┌─ RECORDS PROVIDED

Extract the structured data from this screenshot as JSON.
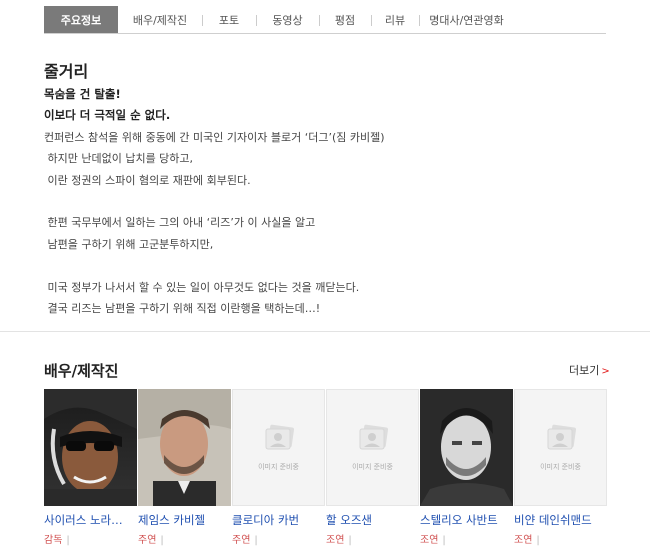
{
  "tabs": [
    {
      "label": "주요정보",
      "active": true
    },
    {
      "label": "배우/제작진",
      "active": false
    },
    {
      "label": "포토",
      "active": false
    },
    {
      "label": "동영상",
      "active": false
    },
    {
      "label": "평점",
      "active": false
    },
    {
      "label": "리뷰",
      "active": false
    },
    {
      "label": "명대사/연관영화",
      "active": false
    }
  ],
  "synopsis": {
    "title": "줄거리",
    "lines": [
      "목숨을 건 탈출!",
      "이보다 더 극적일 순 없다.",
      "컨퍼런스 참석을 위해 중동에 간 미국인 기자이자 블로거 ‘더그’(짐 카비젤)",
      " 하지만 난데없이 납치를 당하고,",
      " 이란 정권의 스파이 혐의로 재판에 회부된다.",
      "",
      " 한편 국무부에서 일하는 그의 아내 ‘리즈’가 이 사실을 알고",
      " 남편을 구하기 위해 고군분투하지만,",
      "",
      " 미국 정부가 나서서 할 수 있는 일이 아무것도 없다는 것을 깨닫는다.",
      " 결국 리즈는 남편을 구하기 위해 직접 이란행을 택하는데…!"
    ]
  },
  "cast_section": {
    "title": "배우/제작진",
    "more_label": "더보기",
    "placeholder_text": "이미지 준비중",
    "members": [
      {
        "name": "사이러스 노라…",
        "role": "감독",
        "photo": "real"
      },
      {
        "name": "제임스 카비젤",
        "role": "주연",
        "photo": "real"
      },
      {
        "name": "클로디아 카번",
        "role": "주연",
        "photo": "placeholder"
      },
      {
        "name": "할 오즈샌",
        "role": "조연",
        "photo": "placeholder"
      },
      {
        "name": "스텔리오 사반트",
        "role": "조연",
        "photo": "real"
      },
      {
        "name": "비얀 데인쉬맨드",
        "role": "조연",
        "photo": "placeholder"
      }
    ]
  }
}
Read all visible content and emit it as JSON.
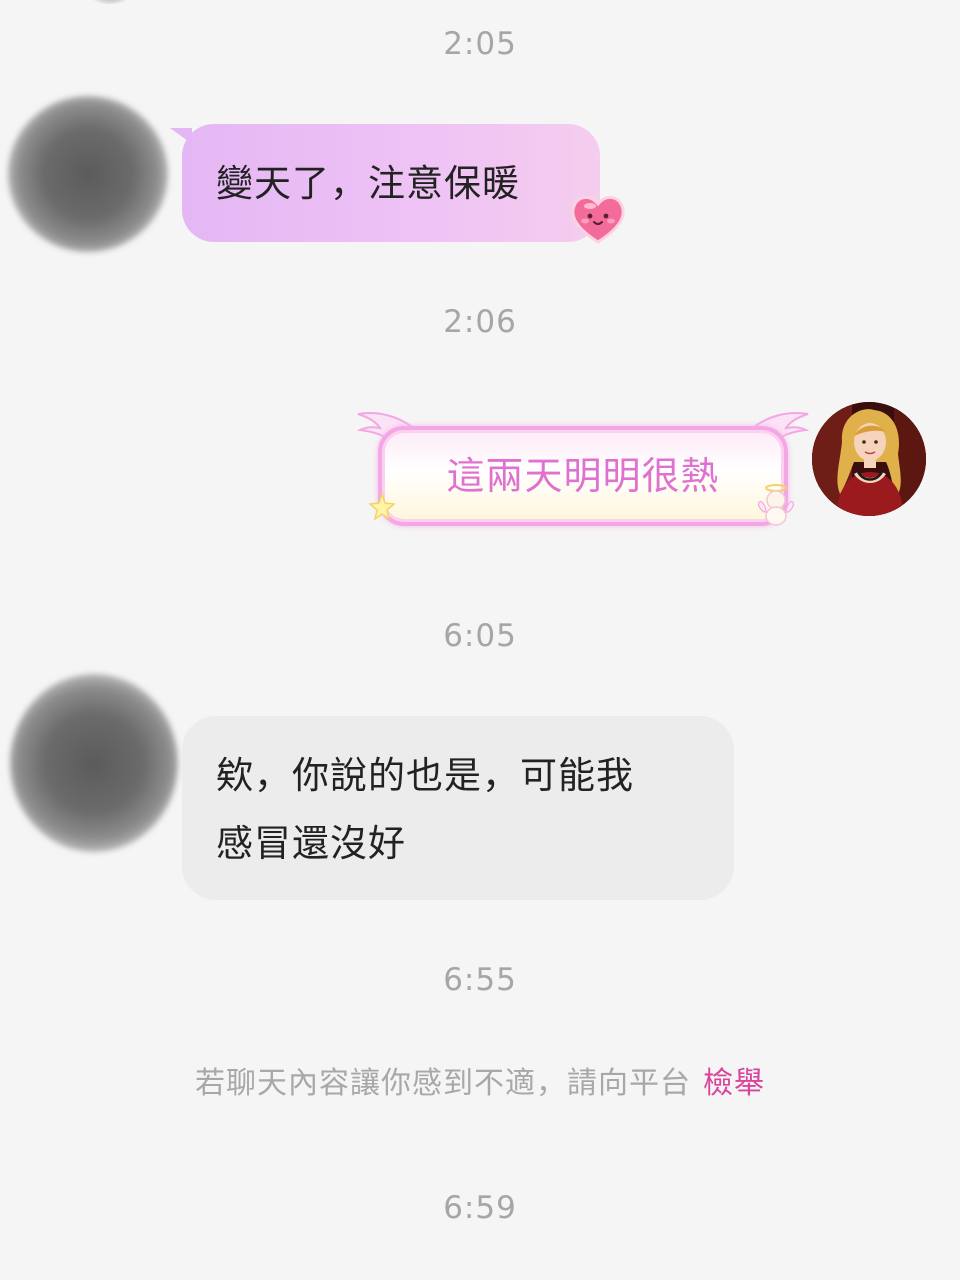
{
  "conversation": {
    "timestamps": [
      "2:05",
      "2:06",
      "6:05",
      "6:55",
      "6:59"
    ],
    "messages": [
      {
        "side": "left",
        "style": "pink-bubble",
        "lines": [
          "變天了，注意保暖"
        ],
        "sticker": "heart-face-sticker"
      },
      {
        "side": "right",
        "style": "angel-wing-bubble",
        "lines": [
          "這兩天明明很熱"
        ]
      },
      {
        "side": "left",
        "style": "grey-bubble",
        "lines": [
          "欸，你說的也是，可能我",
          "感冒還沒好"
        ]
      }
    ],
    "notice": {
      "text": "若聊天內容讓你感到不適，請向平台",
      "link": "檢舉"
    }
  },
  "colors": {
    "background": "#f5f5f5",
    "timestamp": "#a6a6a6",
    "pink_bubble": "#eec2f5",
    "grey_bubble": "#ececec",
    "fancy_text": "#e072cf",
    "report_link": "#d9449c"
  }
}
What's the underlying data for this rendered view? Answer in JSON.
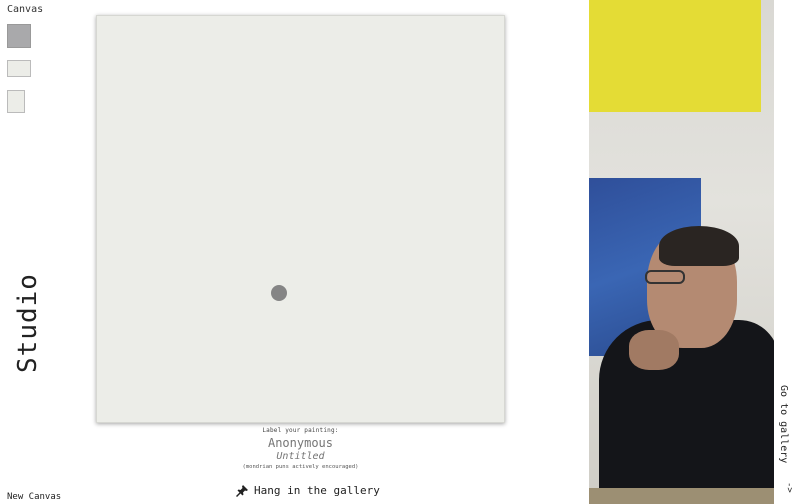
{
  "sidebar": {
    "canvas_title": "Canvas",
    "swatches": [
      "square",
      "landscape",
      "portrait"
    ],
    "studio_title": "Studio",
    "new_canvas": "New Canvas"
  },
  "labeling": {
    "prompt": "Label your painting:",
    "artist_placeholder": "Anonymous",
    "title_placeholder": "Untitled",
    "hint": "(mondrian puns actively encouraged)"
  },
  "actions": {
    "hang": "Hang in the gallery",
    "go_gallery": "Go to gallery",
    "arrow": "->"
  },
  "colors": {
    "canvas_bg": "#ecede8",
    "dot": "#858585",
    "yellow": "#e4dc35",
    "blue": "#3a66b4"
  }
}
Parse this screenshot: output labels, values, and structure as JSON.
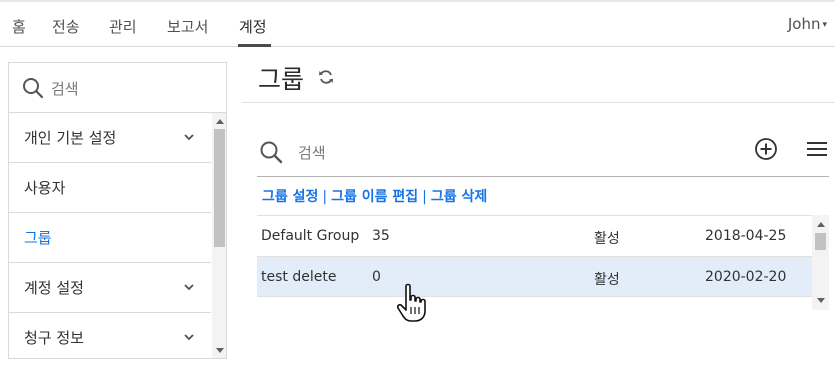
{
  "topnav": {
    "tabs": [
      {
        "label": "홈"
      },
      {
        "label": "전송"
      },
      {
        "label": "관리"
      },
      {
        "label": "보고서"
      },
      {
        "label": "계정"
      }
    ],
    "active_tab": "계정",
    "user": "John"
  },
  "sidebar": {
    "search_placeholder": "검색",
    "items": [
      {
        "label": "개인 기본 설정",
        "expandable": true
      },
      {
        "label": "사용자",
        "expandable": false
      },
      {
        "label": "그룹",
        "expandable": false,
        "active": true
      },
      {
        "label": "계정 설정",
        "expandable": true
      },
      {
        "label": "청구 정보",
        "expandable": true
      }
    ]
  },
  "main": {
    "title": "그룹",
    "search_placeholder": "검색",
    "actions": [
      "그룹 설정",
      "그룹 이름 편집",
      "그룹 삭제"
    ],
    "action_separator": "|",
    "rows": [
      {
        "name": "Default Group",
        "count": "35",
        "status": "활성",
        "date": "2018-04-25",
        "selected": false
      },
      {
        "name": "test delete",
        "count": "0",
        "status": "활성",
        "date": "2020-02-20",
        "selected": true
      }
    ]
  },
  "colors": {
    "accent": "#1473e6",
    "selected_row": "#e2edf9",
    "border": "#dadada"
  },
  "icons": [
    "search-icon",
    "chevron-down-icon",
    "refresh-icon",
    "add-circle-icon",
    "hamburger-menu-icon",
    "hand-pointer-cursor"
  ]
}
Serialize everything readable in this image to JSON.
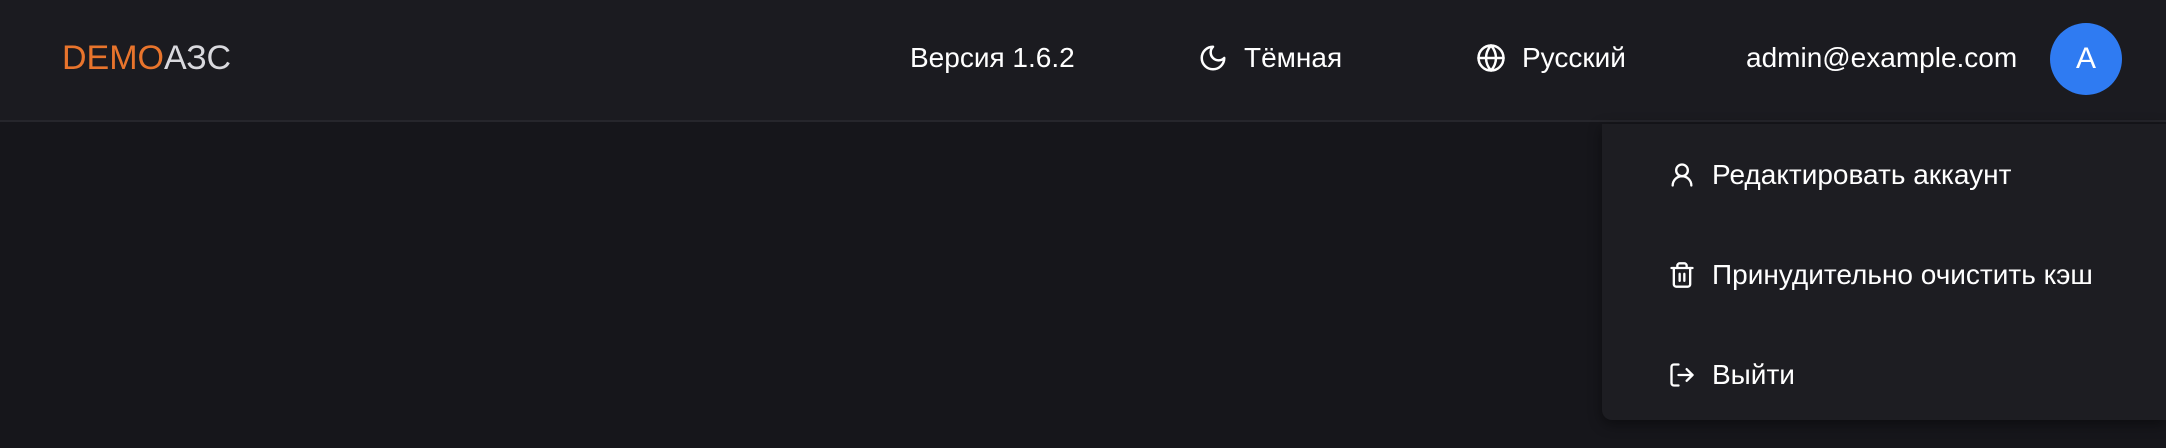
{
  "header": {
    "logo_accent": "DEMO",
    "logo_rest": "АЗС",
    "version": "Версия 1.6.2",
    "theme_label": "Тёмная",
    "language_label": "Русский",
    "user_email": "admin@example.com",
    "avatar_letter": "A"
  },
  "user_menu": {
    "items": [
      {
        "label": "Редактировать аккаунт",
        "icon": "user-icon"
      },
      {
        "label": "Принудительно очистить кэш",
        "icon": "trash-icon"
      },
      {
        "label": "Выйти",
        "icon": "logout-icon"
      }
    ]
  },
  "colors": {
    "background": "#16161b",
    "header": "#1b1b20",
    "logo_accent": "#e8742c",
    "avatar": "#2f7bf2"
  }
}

└─

▶ [WHAT YOU ARE ASKED TO DO]: Make an exact copy of the data, leaving its pictures out.

▶ [RESPONSE TO THE TASK]:
Extract the structured data from this screenshot as JSON.
{
  "tabs": [
    {
      "label": "주요정보",
      "active": true
    },
    {
      "label": "배우/제작진",
      "active": false
    },
    {
      "label": "포토",
      "active": false
    },
    {
      "label": "동영상",
      "active": false
    },
    {
      "label": "평점",
      "active": false
    },
    {
      "label": "리뷰",
      "active": false
    },
    {
      "label": "명대사/연관영화",
      "active": false
    }
  ],
  "synopsis": {
    "title": "줄거리",
    "lines": [
      "목숨을 건 탈출!",
      "이보다 더 극적일 순 없다.",
      "컨퍼런스 참석을 위해 중동에 간 미국인 기자이자 블로거 ‘더그’(짐 카비젤)",
      " 하지만 난데없이 납치를 당하고,",
      " 이란 정권의 스파이 혐의로 재판에 회부된다.",
      "",
      " 한편 국무부에서 일하는 그의 아내 ‘리즈’가 이 사실을 알고",
      " 남편을 구하기 위해 고군분투하지만,",
      "",
      " 미국 정부가 나서서 할 수 있는 일이 아무것도 없다는 것을 깨닫는다.",
      " 결국 리즈는 남편을 구하기 위해 직접 이란행을 택하는데…!"
    ]
  },
  "cast_section": {
    "title": "배우/제작진",
    "more_label": "더보기",
    "placeholder_text": "이미지 준비중",
    "members": [
      {
        "name": "사이러스 노라…",
        "role": "감독",
        "photo": "real"
      },
      {
        "name": "제임스 카비젤",
        "role": "주연",
        "photo": "real"
      },
      {
        "name": "클로디아 카번",
        "role": "주연",
        "photo": "placeholder"
      },
      {
        "name": "할 오즈샌",
        "role": "조연",
        "photo": "placeholder"
      },
      {
        "name": "스텔리오 사반트",
        "role": "조연",
        "photo": "real"
      },
      {
        "name": "비얀 데인쉬맨드",
        "role": "조연",
        "photo": "placeholder"
      }
    ]
  }
}
Read all visible content and emit it as JSON.
{
  "conversation": {
    "timestamps": [
      "2:05",
      "2:06",
      "6:05",
      "6:55",
      "6:59"
    ],
    "messages": [
      {
        "side": "left",
        "style": "pink-bubble",
        "lines": [
          "變天了，注意保暖"
        ],
        "sticker": "heart-face-sticker"
      },
      {
        "side": "right",
        "style": "angel-wing-bubble",
        "lines": [
          "這兩天明明很熱"
        ]
      },
      {
        "side": "left",
        "style": "grey-bubble",
        "lines": [
          "欸，你說的也是，可能我",
          "感冒還沒好"
        ]
      }
    ],
    "notice": {
      "text": "若聊天內容讓你感到不適，請向平台",
      "link": "檢舉"
    }
  },
  "colors": {
    "background": "#f5f5f5",
    "timestamp": "#a6a6a6",
    "pink_bubble": "#eec2f5",
    "grey_bubble": "#ececec",
    "fancy_text": "#e072cf",
    "report_link": "#d9449c"
  }
}
What's the underlying data for this rendered view? Answer in JSON.
{
  "sidebar": {
    "canvas_title": "Canvas",
    "swatches": [
      "square",
      "landscape",
      "portrait"
    ],
    "studio_title": "Studio",
    "new_canvas": "New Canvas"
  },
  "labeling": {
    "prompt": "Label your painting:",
    "artist_placeholder": "Anonymous",
    "title_placeholder": "Untitled",
    "hint": "(mondrian puns actively encouraged)"
  },
  "actions": {
    "hang": "Hang in the gallery",
    "go_gallery": "Go to gallery",
    "arrow": "->"
  },
  "colors": {
    "canvas_bg": "#ecede8",
    "dot": "#858585",
    "yellow": "#e4dc35",
    "blue": "#3a66b4"
  }
}
Parse this screenshot: output labels, values, and structure as JSON.
{
  "topnav": {
    "tabs": [
      {
        "label": "홈"
      },
      {
        "label": "전송"
      },
      {
        "label": "관리"
      },
      {
        "label": "보고서"
      },
      {
        "label": "계정"
      }
    ],
    "active_tab": "계정",
    "user": "John"
  },
  "sidebar": {
    "search_placeholder": "검색",
    "items": [
      {
        "label": "개인 기본 설정",
        "expandable": true
      },
      {
        "label": "사용자",
        "expandable": false
      },
      {
        "label": "그룹",
        "expandable": false,
        "active": true
      },
      {
        "label": "계정 설정",
        "expandable": true
      },
      {
        "label": "청구 정보",
        "expandable": true
      }
    ]
  },
  "main": {
    "title": "그룹",
    "search_placeholder": "검색",
    "actions": [
      "그룹 설정",
      "그룹 이름 편집",
      "그룹 삭제"
    ],
    "action_separator": "|",
    "rows": [
      {
        "name": "Default Group",
        "count": "35",
        "status": "활성",
        "date": "2018-04-25",
        "selected": false
      },
      {
        "name": "test delete",
        "count": "0",
        "status": "활성",
        "date": "2020-02-20",
        "selected": true
      }
    ]
  },
  "colors": {
    "accent": "#1473e6",
    "selected_row": "#e2edf9",
    "border": "#dadada"
  },
  "icons": [
    "search-icon",
    "chevron-down-icon",
    "refresh-icon",
    "add-circle-icon",
    "hamburger-menu-icon",
    "hand-pointer-cursor"
  ]
}
Serialize everything readable in this image to JSON.
{
  "header": {
    "logo_accent": "DEMO",
    "logo_rest": "АЗС",
    "version": "Версия 1.6.2",
    "theme_label": "Тёмная",
    "language_label": "Русский",
    "user_email": "admin@example.com",
    "avatar_letter": "A"
  },
  "user_menu": {
    "items": [
      {
        "label": "Редактировать аккаунт",
        "icon": "user-icon"
      },
      {
        "label": "Принудительно очистить кэш",
        "icon": "trash-icon"
      },
      {
        "label": "Выйти",
        "icon": "logout-icon"
      }
    ]
  },
  "colors": {
    "background": "#16161b",
    "header": "#1b1b20",
    "logo_accent": "#e8742c",
    "avatar": "#2f7bf2"
  }
}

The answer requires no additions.